Element location rows:
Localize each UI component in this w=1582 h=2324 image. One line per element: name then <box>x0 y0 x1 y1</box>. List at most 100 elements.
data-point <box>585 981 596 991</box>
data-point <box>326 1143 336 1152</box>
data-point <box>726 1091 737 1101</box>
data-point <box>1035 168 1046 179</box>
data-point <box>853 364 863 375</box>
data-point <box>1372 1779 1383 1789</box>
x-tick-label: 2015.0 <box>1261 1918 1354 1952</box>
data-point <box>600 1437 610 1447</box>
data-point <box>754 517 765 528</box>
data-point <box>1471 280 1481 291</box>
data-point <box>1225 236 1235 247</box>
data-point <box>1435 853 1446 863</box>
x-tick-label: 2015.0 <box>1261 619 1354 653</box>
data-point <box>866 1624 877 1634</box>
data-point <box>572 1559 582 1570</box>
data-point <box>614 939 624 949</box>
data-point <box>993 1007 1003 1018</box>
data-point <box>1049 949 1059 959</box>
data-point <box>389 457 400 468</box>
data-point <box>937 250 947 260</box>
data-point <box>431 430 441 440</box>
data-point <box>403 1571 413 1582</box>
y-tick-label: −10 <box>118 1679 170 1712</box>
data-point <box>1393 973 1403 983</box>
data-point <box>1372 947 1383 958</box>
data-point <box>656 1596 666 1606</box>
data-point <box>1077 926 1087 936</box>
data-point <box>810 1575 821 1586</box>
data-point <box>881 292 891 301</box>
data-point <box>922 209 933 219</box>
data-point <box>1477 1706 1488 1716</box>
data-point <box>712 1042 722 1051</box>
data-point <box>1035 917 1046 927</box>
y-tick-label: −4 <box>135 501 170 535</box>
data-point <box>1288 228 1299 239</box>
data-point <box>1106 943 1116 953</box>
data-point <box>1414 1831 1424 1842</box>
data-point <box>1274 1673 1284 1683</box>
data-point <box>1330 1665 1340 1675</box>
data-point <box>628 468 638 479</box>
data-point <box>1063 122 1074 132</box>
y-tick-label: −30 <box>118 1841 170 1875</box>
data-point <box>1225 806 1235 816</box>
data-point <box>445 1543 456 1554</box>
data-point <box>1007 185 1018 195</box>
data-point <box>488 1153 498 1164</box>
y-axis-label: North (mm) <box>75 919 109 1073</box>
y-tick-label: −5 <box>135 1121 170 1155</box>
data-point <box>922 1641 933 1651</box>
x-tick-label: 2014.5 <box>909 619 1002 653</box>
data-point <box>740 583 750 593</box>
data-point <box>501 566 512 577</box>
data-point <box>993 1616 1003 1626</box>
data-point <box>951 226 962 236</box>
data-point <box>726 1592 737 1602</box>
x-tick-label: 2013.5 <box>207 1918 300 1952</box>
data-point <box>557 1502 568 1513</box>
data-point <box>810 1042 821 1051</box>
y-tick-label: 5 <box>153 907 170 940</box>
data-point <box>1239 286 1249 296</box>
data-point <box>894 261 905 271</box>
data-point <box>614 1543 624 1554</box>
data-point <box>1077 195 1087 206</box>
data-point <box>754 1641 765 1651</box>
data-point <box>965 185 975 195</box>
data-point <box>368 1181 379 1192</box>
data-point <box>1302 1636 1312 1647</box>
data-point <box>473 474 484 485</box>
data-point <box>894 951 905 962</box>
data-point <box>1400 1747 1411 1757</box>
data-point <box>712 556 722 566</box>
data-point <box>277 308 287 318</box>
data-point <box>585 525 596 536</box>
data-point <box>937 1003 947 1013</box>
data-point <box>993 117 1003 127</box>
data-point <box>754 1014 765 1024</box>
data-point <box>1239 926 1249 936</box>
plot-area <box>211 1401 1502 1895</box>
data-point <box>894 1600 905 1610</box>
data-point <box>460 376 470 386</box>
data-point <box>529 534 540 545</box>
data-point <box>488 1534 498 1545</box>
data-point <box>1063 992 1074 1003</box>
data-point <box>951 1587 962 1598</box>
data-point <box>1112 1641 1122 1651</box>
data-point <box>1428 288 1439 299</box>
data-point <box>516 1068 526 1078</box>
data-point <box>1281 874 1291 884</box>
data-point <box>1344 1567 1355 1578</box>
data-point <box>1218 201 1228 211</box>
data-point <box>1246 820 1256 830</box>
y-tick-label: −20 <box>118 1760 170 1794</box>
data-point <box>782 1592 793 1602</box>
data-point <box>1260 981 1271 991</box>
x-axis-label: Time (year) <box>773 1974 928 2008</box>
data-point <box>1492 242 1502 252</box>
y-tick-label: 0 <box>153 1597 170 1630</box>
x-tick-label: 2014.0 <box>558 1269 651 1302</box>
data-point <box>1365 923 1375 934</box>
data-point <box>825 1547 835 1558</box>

__Given problem__
Can you write out every one of the rows above again, word for word and without changes?

__Response to the task__
Localize each UI component in this w=1582 h=2324 image. One line per element: name then <box>x0 y0 x1 y1</box>. List at most 100 elements.
data-point <box>585 981 596 991</box>
data-point <box>326 1143 336 1152</box>
data-point <box>726 1091 737 1101</box>
data-point <box>1035 168 1046 179</box>
data-point <box>853 364 863 375</box>
data-point <box>1372 1779 1383 1789</box>
x-tick-label: 2015.0 <box>1261 1918 1354 1952</box>
data-point <box>600 1437 610 1447</box>
data-point <box>754 517 765 528</box>
data-point <box>1471 280 1481 291</box>
data-point <box>1225 236 1235 247</box>
data-point <box>1435 853 1446 863</box>
x-tick-label: 2015.0 <box>1261 619 1354 653</box>
data-point <box>866 1624 877 1634</box>
data-point <box>572 1559 582 1570</box>
data-point <box>614 939 624 949</box>
data-point <box>993 1007 1003 1018</box>
data-point <box>1049 949 1059 959</box>
data-point <box>389 457 400 468</box>
data-point <box>937 250 947 260</box>
data-point <box>431 430 441 440</box>
data-point <box>403 1571 413 1582</box>
y-tick-label: −10 <box>118 1679 170 1712</box>
data-point <box>1393 973 1403 983</box>
data-point <box>1372 947 1383 958</box>
data-point <box>656 1596 666 1606</box>
data-point <box>1077 926 1087 936</box>
data-point <box>810 1575 821 1586</box>
data-point <box>881 292 891 301</box>
data-point <box>922 209 933 219</box>
data-point <box>1477 1706 1488 1716</box>
data-point <box>712 1042 722 1051</box>
data-point <box>1035 917 1046 927</box>
y-tick-label: −4 <box>135 501 170 535</box>
data-point <box>1288 228 1299 239</box>
data-point <box>1106 943 1116 953</box>
data-point <box>1414 1831 1424 1842</box>
data-point <box>1274 1673 1284 1683</box>
data-point <box>1330 1665 1340 1675</box>
data-point <box>628 468 638 479</box>
data-point <box>1063 122 1074 132</box>
y-tick-label: −30 <box>118 1841 170 1875</box>
data-point <box>1225 806 1235 816</box>
data-point <box>445 1543 456 1554</box>
data-point <box>1007 185 1018 195</box>
data-point <box>488 1153 498 1164</box>
y-axis-label: North (mm) <box>75 919 109 1073</box>
y-tick-label: −5 <box>135 1121 170 1155</box>
data-point <box>922 1641 933 1651</box>
x-tick-label: 2014.5 <box>909 619 1002 653</box>
data-point <box>740 583 750 593</box>
data-point <box>501 566 512 577</box>
data-point <box>993 1616 1003 1626</box>
data-point <box>951 226 962 236</box>
data-point <box>726 1592 737 1602</box>
x-tick-label: 2013.5 <box>207 1918 300 1952</box>
data-point <box>557 1502 568 1513</box>
data-point <box>810 1042 821 1051</box>
y-tick-label: 5 <box>153 907 170 940</box>
data-point <box>1239 286 1249 296</box>
data-point <box>894 261 905 271</box>
data-point <box>614 1543 624 1554</box>
data-point <box>1077 195 1087 206</box>
data-point <box>754 1641 765 1651</box>
data-point <box>965 185 975 195</box>
data-point <box>368 1181 379 1192</box>
data-point <box>1302 1636 1312 1647</box>
data-point <box>473 474 484 485</box>
data-point <box>894 951 905 962</box>
data-point <box>1400 1747 1411 1757</box>
data-point <box>712 556 722 566</box>
data-point <box>277 308 287 318</box>
data-point <box>585 525 596 536</box>
data-point <box>937 1003 947 1013</box>
data-point <box>993 117 1003 127</box>
data-point <box>754 1014 765 1024</box>
data-point <box>1239 926 1249 936</box>
plot-area <box>211 1401 1502 1895</box>
data-point <box>894 1600 905 1610</box>
data-point <box>460 376 470 386</box>
data-point <box>529 534 540 545</box>
data-point <box>488 1534 498 1545</box>
data-point <box>1063 992 1074 1003</box>
data-point <box>951 1587 962 1598</box>
data-point <box>1112 1641 1122 1651</box>
data-point <box>1428 288 1439 299</box>
data-point <box>516 1068 526 1078</box>
data-point <box>1281 874 1291 884</box>
data-point <box>1344 1567 1355 1578</box>
data-point <box>1218 201 1228 211</box>
data-point <box>1246 820 1256 830</box>
y-tick-label: −20 <box>118 1760 170 1794</box>
data-point <box>782 1592 793 1602</box>
data-point <box>1260 981 1271 991</box>
x-axis-label: Time (year) <box>773 1974 928 2008</box>
data-point <box>1492 242 1502 252</box>
y-tick-label: 0 <box>153 1597 170 1630</box>
x-tick-label: 2014.0 <box>558 1269 651 1302</box>
data-point <box>1365 923 1375 934</box>
data-point <box>825 1547 835 1558</box>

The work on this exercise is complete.